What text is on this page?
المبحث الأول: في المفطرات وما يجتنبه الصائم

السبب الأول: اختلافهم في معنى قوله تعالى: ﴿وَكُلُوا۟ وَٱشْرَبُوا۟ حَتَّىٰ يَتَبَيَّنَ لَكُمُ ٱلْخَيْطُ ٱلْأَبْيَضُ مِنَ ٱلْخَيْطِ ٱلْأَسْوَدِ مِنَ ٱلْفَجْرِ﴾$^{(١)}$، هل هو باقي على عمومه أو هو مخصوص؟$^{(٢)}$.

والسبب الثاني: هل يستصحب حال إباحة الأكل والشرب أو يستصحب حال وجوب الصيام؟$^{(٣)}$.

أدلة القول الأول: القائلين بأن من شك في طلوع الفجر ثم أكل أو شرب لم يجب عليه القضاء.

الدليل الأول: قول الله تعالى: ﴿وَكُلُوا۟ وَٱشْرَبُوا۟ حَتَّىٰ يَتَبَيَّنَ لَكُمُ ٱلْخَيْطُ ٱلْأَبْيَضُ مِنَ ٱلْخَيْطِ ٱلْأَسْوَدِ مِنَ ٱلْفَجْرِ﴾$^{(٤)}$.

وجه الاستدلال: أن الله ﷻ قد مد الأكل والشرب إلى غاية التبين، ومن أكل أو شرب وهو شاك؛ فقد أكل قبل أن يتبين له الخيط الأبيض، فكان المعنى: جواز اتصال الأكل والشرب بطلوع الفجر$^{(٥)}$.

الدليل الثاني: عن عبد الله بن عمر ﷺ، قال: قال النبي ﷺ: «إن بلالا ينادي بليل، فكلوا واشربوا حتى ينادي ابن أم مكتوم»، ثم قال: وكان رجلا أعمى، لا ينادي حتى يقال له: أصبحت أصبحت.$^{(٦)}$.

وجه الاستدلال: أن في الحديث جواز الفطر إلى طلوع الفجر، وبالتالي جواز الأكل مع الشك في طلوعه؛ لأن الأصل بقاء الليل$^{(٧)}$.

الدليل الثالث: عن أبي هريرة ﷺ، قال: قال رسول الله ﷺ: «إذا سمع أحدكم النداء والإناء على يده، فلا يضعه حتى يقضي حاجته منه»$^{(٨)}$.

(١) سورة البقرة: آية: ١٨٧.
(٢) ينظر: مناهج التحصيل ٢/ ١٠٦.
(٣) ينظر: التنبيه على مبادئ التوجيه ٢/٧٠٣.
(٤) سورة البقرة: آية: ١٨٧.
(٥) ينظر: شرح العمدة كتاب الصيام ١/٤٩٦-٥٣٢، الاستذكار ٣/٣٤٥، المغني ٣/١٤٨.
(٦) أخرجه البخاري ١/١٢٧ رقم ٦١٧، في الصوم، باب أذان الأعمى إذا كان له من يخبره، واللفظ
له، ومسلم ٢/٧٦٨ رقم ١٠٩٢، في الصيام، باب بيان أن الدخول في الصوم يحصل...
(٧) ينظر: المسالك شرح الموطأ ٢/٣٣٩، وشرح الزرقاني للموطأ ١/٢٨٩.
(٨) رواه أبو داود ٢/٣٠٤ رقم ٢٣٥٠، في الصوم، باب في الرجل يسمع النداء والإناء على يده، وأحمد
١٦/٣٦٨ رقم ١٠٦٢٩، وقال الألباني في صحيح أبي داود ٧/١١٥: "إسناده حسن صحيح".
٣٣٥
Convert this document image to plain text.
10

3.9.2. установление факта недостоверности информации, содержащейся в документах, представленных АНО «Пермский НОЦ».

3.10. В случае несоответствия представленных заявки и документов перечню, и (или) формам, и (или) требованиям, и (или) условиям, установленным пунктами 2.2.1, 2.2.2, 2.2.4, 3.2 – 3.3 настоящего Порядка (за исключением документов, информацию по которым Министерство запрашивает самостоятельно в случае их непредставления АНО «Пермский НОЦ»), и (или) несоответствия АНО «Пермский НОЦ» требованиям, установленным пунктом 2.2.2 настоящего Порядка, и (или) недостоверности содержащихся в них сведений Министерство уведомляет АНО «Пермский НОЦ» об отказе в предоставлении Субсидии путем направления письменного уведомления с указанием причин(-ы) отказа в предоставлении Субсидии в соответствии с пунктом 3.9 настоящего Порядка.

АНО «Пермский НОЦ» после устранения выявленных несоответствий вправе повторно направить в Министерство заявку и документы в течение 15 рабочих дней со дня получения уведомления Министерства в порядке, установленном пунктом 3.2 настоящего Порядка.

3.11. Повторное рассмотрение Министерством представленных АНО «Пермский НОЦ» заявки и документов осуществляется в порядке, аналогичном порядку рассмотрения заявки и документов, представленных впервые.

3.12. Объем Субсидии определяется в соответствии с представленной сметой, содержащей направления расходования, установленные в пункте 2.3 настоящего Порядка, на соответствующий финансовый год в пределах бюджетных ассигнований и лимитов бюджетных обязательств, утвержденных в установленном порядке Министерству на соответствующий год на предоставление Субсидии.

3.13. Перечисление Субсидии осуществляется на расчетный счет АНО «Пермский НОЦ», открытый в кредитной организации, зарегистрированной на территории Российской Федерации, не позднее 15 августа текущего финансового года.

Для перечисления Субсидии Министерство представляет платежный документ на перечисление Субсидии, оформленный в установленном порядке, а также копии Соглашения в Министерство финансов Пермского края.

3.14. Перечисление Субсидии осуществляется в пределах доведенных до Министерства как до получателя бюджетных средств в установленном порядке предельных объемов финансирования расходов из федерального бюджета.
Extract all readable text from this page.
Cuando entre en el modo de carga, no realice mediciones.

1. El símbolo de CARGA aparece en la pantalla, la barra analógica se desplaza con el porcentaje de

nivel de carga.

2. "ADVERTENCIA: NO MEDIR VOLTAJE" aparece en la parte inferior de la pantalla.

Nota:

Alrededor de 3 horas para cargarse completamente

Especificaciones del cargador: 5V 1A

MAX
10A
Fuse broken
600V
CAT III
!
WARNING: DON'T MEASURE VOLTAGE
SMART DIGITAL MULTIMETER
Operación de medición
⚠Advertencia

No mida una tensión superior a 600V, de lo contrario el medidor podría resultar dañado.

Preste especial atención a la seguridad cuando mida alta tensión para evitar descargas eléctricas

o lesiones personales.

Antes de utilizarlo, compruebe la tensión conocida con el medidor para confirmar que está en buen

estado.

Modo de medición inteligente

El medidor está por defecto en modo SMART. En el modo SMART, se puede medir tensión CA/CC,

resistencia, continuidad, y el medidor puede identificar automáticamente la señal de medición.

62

####################

- TASK TO CARRY OUT:
Say how many lines in the records hold the string "tensión", and say nothing else.

- ANSWER TO THIS EXERCISE:
4